--- START OF Data supplied ---

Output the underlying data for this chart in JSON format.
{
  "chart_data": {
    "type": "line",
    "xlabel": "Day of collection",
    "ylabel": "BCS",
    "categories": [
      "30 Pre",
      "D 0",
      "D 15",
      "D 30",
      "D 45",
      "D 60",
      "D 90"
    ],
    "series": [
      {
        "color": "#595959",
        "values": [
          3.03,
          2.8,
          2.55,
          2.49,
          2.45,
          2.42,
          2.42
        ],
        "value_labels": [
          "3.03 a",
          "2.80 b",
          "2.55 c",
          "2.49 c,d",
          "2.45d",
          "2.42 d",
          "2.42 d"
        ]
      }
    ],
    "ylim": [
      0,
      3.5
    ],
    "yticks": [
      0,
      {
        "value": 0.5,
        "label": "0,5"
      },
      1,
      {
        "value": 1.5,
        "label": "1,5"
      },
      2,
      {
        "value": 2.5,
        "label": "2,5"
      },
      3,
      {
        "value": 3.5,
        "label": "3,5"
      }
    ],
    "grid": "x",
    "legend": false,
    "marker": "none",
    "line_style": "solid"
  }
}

--- END OF Data supplied ---

* Requirement
Reproduce each record shown above without altering a single word.

* Exercise output
Output the underlying data for this chart in JSON format.
{
  "chart_data": {
    "type": "line",
    "xlabel": "Day of collection",
    "ylabel": "BCS",
    "categories": [
      "30 Pre",
      "D 0",
      "D 15",
      "D 30",
      "D 45",
      "D 60",
      "D 90"
    ],
    "series": [
      {
        "color": "#595959",
        "values": [
          3.03,
          2.8,
          2.55,
          2.49,
          2.45,
          2.42,
          2.42
        ],
        "value_labels": [
          "3.03 a",
          "2.80 b",
          "2.55 c",
          "2.49 c,d",
          "2.45d",
          "2.42 d",
          "2.42 d"
        ]
      }
    ],
    "ylim": [
      0,
      3.5
    ],
    "yticks": [
      0,
      {
        "value": 0.5,
        "label": "0,5"
      },
      1,
      {
        "value": 1.5,
        "label": "1,5"
      },
      2,
      {
        "value": 2.5,
        "label": "2,5"
      },
      3,
      {
        "value": 3.5,
        "label": "3,5"
      }
    ],
    "grid": "x",
    "legend": false,
    "marker": "none",
    "line_style": "solid"
  }
}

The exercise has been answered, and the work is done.